■ **What the exercise asks**: State the number of lines below in which the word "button" appears. Nothing else belongs in the answer.
### Information supplied ###
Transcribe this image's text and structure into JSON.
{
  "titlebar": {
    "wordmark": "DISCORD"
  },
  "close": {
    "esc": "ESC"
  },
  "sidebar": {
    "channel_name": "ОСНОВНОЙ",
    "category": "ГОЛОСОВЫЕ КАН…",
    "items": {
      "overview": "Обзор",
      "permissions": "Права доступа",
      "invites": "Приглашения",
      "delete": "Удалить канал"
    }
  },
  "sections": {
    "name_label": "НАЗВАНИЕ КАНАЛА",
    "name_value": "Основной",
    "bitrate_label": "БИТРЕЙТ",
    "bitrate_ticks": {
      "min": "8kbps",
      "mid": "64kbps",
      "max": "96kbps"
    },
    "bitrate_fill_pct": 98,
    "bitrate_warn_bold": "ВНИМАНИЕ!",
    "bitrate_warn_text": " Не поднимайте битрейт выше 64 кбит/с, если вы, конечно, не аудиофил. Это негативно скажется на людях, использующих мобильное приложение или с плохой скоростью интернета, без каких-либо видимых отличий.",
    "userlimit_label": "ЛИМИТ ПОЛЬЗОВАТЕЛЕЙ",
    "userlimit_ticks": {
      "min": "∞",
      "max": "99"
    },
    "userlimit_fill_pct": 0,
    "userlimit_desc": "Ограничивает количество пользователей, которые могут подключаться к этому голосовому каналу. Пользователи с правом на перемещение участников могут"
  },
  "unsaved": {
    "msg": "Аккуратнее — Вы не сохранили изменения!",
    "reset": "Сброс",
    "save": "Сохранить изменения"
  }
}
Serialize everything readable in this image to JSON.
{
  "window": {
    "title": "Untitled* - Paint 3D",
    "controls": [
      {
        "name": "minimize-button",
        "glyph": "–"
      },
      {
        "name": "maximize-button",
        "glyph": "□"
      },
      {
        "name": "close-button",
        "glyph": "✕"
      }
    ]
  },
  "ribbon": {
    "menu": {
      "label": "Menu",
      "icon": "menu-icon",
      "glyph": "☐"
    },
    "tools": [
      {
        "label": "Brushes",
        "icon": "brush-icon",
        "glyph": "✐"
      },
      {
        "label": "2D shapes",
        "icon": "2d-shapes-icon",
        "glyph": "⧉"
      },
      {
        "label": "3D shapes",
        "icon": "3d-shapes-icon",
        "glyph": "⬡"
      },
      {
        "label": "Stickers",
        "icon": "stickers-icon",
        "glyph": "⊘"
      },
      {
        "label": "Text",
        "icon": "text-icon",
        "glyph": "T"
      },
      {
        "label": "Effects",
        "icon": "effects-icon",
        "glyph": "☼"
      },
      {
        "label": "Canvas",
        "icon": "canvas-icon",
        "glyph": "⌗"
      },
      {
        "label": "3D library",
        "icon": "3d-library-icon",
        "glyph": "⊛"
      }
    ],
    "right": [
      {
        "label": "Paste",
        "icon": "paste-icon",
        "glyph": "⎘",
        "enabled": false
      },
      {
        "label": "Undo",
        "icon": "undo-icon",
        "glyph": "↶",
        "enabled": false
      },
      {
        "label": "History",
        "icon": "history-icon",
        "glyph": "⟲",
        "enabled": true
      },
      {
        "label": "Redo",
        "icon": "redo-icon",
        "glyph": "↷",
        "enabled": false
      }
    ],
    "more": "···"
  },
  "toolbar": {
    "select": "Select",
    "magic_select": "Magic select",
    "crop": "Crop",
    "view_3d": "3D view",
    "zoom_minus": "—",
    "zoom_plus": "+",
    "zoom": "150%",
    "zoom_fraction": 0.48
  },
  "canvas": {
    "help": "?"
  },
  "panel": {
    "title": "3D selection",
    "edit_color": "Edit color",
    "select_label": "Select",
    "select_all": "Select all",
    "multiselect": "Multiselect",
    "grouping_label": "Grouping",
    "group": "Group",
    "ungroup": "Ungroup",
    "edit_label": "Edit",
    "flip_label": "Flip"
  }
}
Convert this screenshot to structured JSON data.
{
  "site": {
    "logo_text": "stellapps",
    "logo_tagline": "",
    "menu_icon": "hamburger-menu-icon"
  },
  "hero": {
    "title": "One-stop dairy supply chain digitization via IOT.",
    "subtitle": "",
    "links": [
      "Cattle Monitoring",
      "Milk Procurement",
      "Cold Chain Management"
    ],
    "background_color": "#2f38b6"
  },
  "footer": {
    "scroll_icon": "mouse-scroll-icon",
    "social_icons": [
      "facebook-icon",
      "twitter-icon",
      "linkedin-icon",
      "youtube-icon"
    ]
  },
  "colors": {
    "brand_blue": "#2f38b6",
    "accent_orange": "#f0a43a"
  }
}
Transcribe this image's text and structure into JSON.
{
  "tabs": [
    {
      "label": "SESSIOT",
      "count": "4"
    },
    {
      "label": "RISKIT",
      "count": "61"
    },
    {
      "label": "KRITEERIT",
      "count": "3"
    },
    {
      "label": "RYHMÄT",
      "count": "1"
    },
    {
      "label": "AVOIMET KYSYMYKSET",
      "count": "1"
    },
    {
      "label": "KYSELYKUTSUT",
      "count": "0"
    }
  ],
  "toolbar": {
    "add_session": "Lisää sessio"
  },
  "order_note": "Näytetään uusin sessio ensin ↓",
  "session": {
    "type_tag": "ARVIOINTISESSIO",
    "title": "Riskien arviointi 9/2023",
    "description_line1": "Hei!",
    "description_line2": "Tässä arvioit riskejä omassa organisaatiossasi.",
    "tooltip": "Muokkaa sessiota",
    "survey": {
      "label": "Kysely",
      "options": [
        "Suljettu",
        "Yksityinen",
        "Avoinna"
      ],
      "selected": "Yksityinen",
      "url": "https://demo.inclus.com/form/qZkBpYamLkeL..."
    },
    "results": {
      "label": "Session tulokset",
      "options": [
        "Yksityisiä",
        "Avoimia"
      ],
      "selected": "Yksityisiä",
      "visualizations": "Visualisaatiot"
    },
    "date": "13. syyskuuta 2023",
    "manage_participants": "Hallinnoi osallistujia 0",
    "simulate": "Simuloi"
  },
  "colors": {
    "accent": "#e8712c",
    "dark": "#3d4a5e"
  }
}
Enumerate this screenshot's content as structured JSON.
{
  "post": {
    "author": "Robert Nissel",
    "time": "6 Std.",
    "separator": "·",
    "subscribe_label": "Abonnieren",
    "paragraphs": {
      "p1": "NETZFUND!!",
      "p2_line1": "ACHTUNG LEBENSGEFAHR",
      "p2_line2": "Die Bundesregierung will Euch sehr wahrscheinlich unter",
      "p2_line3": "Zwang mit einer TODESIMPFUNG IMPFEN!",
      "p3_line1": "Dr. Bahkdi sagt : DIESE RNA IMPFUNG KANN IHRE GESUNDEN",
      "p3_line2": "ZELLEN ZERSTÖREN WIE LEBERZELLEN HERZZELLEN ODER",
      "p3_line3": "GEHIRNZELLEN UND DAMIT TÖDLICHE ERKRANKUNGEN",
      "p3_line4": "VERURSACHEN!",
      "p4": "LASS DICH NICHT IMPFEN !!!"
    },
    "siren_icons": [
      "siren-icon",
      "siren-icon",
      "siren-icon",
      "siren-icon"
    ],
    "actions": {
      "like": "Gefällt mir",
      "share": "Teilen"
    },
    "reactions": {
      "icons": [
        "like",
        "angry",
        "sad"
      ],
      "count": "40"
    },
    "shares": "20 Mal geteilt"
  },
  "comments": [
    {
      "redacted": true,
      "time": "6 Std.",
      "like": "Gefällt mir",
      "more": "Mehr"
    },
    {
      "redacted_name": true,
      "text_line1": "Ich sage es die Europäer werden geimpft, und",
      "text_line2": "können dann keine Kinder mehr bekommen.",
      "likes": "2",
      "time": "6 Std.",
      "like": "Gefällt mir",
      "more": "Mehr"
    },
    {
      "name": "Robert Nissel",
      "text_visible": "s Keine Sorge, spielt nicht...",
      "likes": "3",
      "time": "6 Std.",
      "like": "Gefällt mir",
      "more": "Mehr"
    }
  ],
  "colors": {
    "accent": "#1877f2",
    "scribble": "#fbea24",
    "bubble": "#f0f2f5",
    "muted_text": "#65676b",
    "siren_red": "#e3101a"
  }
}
###
■ **Response**: 3